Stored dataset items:

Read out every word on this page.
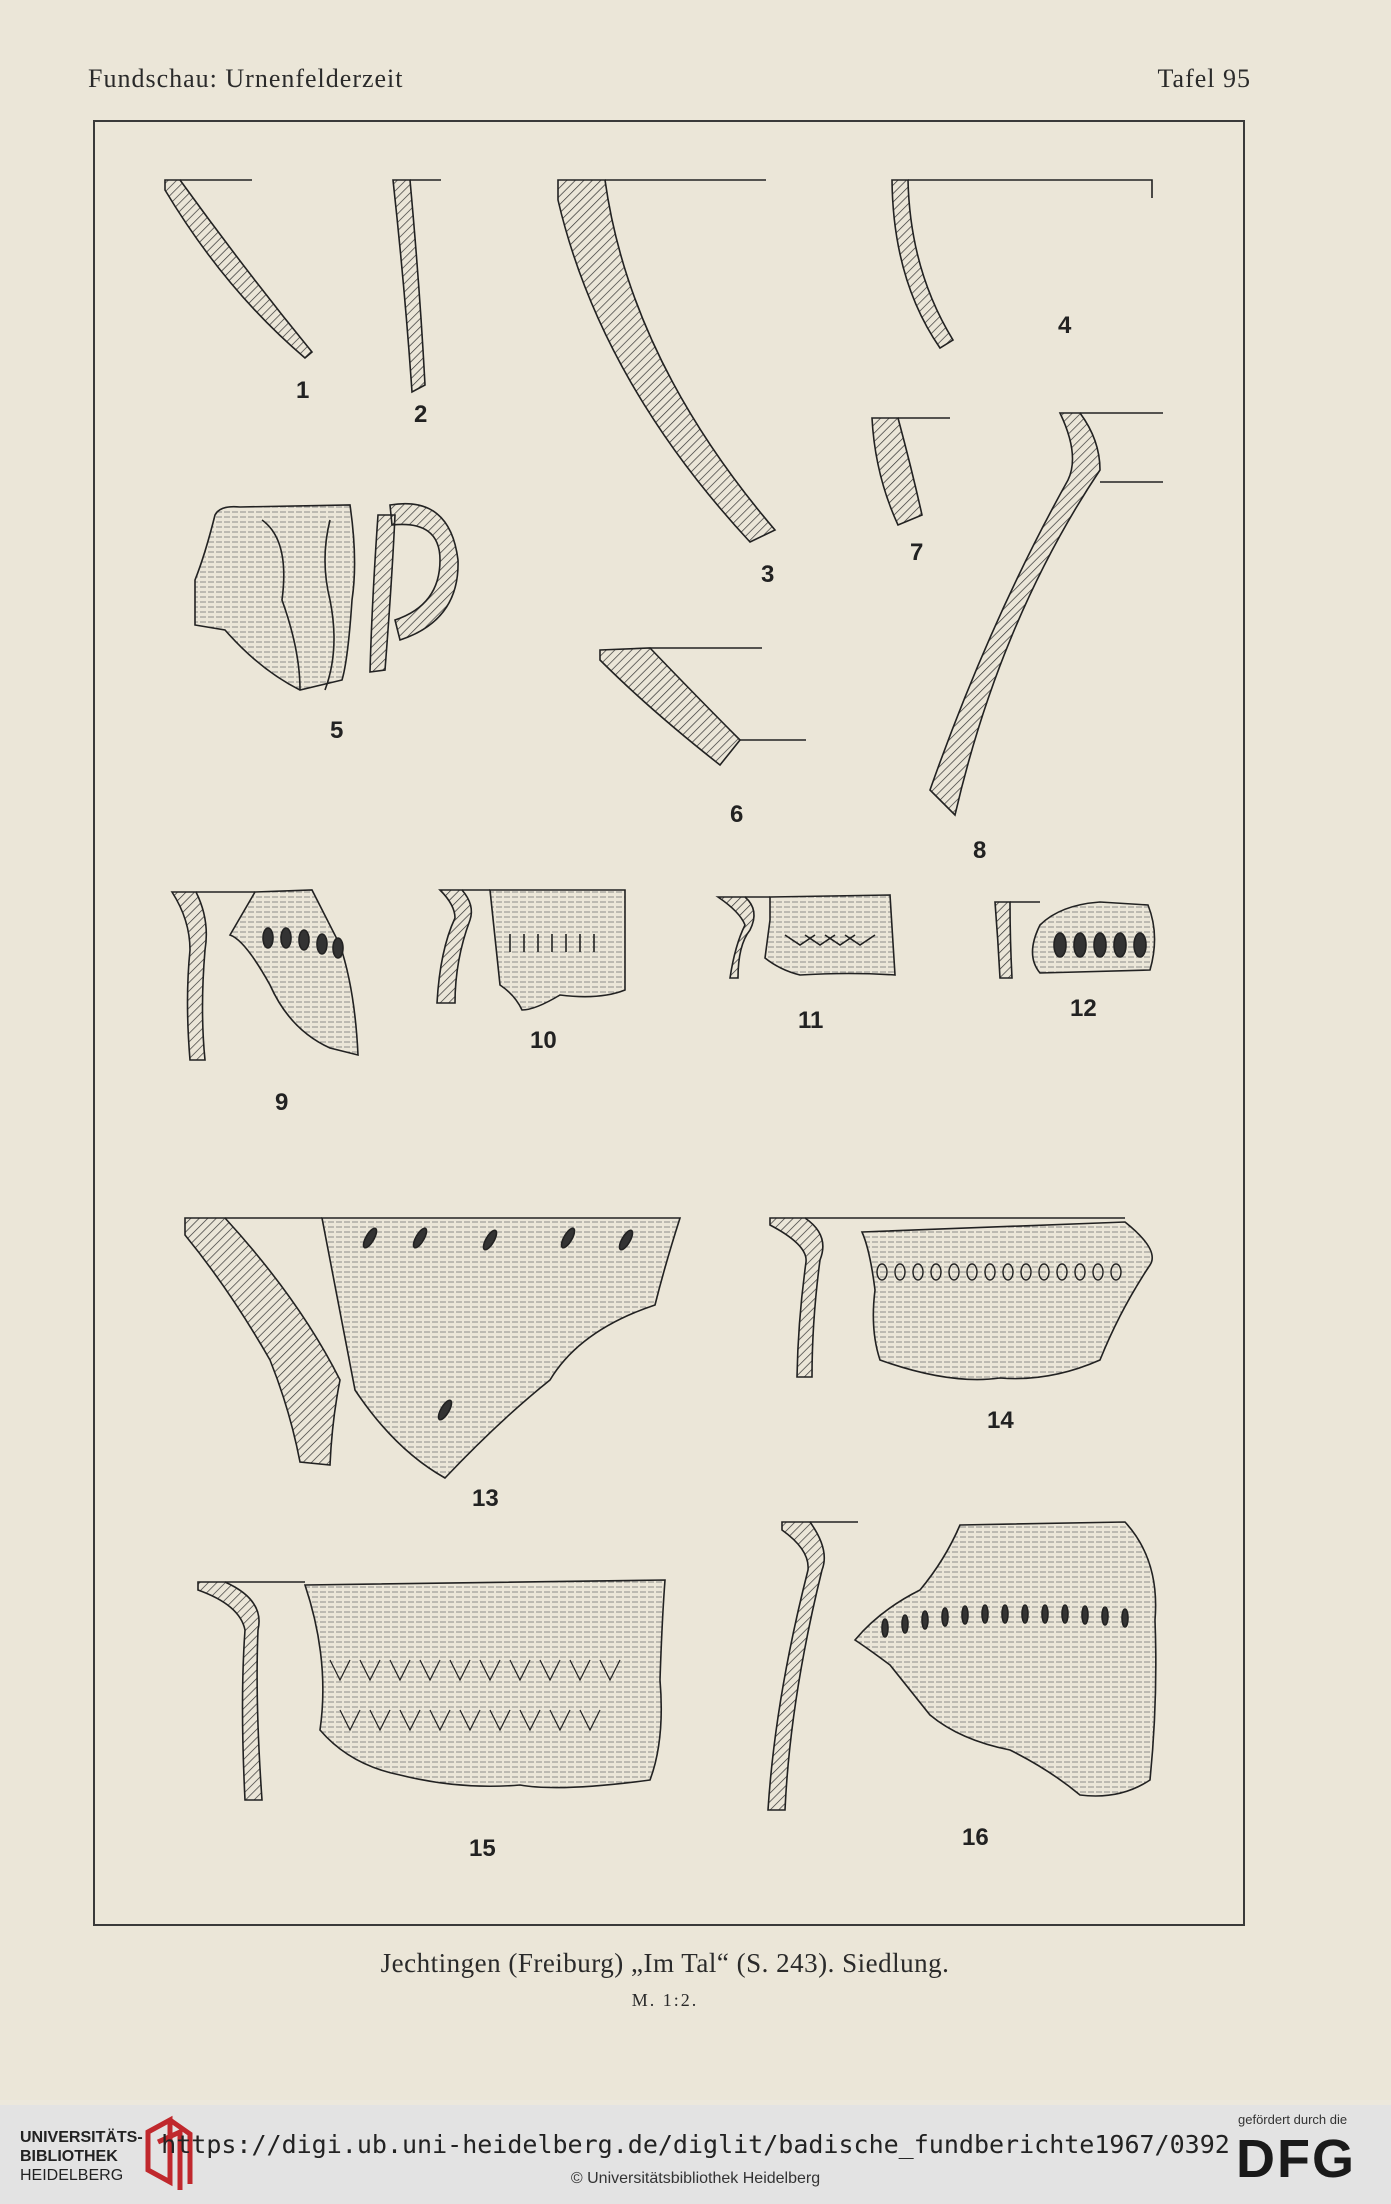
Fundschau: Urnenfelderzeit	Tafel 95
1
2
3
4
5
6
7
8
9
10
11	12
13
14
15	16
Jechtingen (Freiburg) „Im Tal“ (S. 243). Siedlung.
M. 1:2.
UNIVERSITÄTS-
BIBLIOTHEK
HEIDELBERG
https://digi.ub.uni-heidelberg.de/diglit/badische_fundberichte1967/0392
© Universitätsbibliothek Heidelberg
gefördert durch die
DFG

--

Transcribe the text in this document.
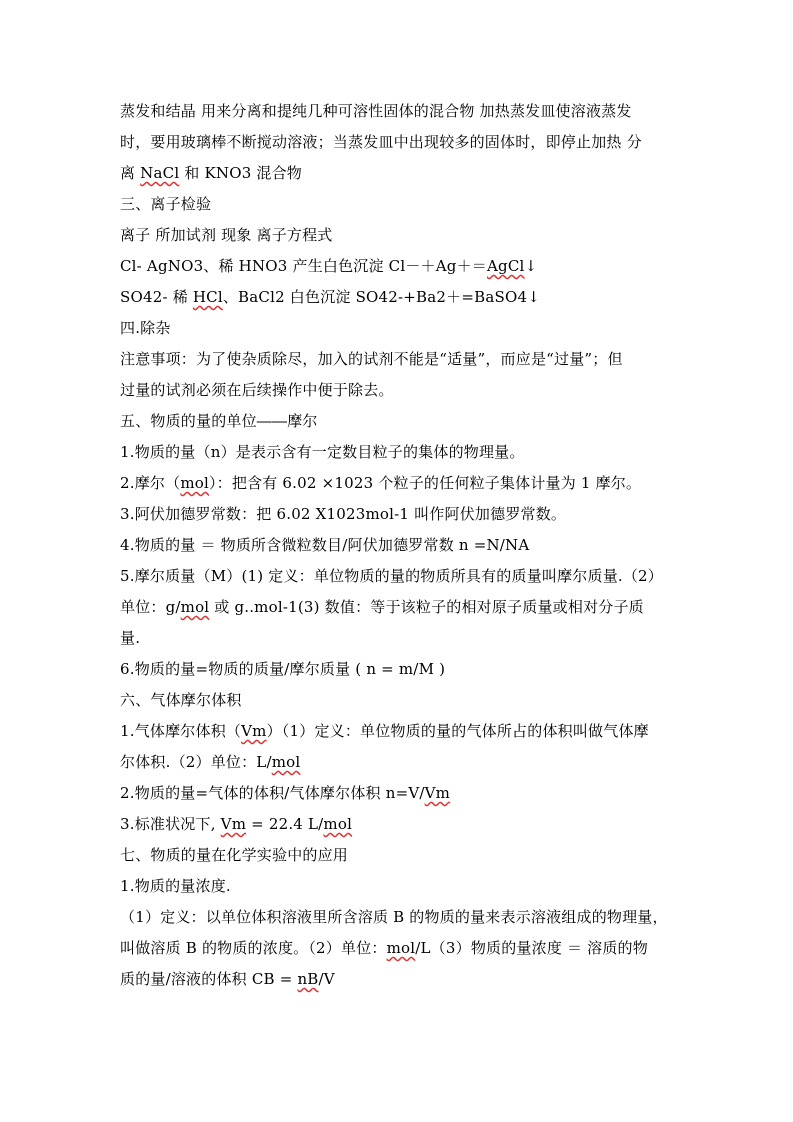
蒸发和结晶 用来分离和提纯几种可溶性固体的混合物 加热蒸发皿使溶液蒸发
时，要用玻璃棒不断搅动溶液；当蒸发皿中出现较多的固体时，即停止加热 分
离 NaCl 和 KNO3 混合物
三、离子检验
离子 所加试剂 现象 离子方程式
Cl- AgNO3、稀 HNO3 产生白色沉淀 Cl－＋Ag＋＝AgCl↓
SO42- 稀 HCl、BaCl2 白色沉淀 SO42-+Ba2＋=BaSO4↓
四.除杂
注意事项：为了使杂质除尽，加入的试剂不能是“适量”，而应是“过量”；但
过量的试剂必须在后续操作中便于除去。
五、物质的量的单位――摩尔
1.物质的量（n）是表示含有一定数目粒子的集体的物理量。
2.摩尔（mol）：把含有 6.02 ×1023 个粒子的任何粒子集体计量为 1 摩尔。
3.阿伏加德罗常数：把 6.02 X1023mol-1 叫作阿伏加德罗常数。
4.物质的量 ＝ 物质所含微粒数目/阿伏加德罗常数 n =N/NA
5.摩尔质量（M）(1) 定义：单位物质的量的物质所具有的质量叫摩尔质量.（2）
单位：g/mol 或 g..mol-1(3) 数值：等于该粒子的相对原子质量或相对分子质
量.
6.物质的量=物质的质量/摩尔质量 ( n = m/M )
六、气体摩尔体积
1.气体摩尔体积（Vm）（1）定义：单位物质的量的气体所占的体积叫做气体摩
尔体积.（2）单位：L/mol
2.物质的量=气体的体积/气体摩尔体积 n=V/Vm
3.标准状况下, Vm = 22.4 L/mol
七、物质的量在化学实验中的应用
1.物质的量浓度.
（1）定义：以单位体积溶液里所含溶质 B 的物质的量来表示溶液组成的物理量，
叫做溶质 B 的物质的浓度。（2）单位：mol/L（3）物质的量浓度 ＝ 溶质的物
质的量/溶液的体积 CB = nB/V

> [What the task asks]
Lines from the records above that hold "this" are the ones to list.

> [The solution]
Read out every word on this page.
Transcribe the text in this document.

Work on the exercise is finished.